= Given task =
Repeat, line for line, the entries printed below.

-- START OF Data for processing --

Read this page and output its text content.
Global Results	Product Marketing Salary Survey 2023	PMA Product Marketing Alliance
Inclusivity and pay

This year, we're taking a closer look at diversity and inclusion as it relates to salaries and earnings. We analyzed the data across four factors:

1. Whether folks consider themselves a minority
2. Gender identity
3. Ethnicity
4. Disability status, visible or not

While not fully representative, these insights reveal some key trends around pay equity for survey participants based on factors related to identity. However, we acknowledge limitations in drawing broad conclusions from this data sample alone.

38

-- END OF Data for processing --

= Complete answer =
Read this page and output its text content.
Global Results	Product Marketing Salary Survey 2023	PMA Product Marketing Alliance
Inclusivity and pay

This year, we're taking a closer look at diversity and inclusion as it relates to salaries and earnings. We analyzed the data across four factors:

1. Whether folks consider themselves a minority
2. Gender identity
3. Ethnicity
4. Disability status, visible or not

While not fully representative, these insights reveal some key trends around pay equity for survey participants based on factors related to identity. However, we acknowledge limitations in drawing broad conclusions from this data sample alone.

38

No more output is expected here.